__Task input__
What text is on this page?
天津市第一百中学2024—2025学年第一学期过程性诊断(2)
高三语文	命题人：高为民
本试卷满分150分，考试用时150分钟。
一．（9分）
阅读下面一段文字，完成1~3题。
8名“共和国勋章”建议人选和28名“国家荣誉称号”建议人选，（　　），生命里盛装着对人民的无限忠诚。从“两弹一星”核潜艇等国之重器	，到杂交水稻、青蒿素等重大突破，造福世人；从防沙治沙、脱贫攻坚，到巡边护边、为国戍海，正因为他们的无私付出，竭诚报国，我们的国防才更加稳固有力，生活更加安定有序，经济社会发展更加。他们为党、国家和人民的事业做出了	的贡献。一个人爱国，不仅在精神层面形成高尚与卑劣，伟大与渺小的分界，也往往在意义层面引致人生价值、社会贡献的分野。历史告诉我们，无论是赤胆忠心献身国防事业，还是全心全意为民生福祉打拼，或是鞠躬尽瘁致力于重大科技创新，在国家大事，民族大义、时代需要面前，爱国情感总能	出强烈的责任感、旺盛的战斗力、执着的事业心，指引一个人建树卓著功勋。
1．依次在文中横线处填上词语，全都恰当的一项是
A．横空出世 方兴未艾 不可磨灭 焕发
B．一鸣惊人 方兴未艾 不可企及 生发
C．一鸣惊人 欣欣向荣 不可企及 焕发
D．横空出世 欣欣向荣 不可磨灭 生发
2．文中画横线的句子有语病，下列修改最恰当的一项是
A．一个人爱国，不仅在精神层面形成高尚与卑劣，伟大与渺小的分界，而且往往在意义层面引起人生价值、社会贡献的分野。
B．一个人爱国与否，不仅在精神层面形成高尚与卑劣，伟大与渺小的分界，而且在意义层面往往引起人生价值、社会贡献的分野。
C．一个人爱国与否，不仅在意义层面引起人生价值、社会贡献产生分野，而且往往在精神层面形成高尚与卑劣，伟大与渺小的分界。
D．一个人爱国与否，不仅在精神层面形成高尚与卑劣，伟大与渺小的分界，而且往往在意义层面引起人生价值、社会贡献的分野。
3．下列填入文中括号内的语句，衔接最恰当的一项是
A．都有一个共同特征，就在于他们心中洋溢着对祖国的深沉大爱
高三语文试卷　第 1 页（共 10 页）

__Exercise task__
Reproduce each entry above exactly, keeping every word.

__The result__
What text is on this page?
天津市第一百中学2024—2025学年第一学期过程性诊断(2)
高三语文	命题人：高为民
本试卷满分150分，考试用时150分钟。
一．（9分）
阅读下面一段文字，完成1~3题。
8名“共和国勋章”建议人选和28名“国家荣誉称号”建议人选，（　　），生命里盛装着对人民的无限忠诚。从“两弹一星”核潜艇等国之重器	，到杂交水稻、青蒿素等重大突破，造福世人；从防沙治沙、脱贫攻坚，到巡边护边、为国戍海，正因为他们的无私付出，竭诚报国，我们的国防才更加稳固有力，生活更加安定有序，经济社会发展更加。他们为党、国家和人民的事业做出了	的贡献。一个人爱国，不仅在精神层面形成高尚与卑劣，伟大与渺小的分界，也往往在意义层面引致人生价值、社会贡献的分野。历史告诉我们，无论是赤胆忠心献身国防事业，还是全心全意为民生福祉打拼，或是鞠躬尽瘁致力于重大科技创新，在国家大事，民族大义、时代需要面前，爱国情感总能	出强烈的责任感、旺盛的战斗力、执着的事业心，指引一个人建树卓著功勋。
1．依次在文中横线处填上词语，全都恰当的一项是
A．横空出世 方兴未艾 不可磨灭 焕发
B．一鸣惊人 方兴未艾 不可企及 生发
C．一鸣惊人 欣欣向荣 不可企及 焕发
D．横空出世 欣欣向荣 不可磨灭 生发
2．文中画横线的句子有语病，下列修改最恰当的一项是
A．一个人爱国，不仅在精神层面形成高尚与卑劣，伟大与渺小的分界，而且往往在意义层面引起人生价值、社会贡献的分野。
B．一个人爱国与否，不仅在精神层面形成高尚与卑劣，伟大与渺小的分界，而且在意义层面往往引起人生价值、社会贡献的分野。
C．一个人爱国与否，不仅在意义层面引起人生价值、社会贡献产生分野，而且往往在精神层面形成高尚与卑劣，伟大与渺小的分界。
D．一个人爱国与否，不仅在精神层面形成高尚与卑劣，伟大与渺小的分界，而且往往在意义层面引起人生价值、社会贡献的分野。
3．下列填入文中括号内的语句，衔接最恰当的一项是
A．都有一个共同特征，就在于他们心中洋溢着对祖国的深沉大爱
高三语文试卷　第 1 页（共 10 页）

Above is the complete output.